• **Problem details**:
Your task is to print the material below exactly as presented.
━━ Records for this task
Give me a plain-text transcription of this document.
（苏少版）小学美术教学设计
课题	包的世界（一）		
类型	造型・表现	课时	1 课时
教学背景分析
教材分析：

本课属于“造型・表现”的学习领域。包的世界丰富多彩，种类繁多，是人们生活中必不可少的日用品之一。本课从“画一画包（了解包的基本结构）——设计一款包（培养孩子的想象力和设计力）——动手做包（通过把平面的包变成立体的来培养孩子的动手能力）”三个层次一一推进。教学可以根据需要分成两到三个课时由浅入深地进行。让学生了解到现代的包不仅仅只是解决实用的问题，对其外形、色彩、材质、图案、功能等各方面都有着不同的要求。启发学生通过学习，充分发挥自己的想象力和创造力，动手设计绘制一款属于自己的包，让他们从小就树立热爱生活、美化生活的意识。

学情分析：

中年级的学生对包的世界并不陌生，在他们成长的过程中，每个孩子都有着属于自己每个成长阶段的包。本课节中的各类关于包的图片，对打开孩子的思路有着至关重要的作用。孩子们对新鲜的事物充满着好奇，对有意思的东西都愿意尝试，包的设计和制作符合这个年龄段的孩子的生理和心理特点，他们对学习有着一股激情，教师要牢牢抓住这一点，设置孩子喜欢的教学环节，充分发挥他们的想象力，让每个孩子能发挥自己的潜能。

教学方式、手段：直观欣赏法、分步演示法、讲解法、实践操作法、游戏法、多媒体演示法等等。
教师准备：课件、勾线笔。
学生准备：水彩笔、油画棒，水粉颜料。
━━━━
• **Exercise output**:
Give me a plain-text transcription of this document.
（苏少版）小学美术教学设计
课题	包的世界（一）		
类型	造型・表现	课时	1 课时
教学背景分析
教材分析：

本课属于“造型・表现”的学习领域。包的世界丰富多彩，种类繁多，是人们生活中必不可少的日用品之一。本课从“画一画包（了解包的基本结构）——设计一款包（培养孩子的想象力和设计力）——动手做包（通过把平面的包变成立体的来培养孩子的动手能力）”三个层次一一推进。教学可以根据需要分成两到三个课时由浅入深地进行。让学生了解到现代的包不仅仅只是解决实用的问题，对其外形、色彩、材质、图案、功能等各方面都有着不同的要求。启发学生通过学习，充分发挥自己的想象力和创造力，动手设计绘制一款属于自己的包，让他们从小就树立热爱生活、美化生活的意识。

学情分析：

中年级的学生对包的世界并不陌生，在他们成长的过程中，每个孩子都有着属于自己每个成长阶段的包。本课节中的各类关于包的图片，对打开孩子的思路有着至关重要的作用。孩子们对新鲜的事物充满着好奇，对有意思的东西都愿意尝试，包的设计和制作符合这个年龄段的孩子的生理和心理特点，他们对学习有着一股激情，教师要牢牢抓住这一点，设置孩子喜欢的教学环节，充分发挥他们的想象力，让每个孩子能发挥自己的潜能。

教学方式、手段：直观欣赏法、分步演示法、讲解法、实践操作法、游戏法、多媒体演示法等等。
教师准备：课件、勾线笔。
学生准备：水彩笔、油画棒，水粉颜料。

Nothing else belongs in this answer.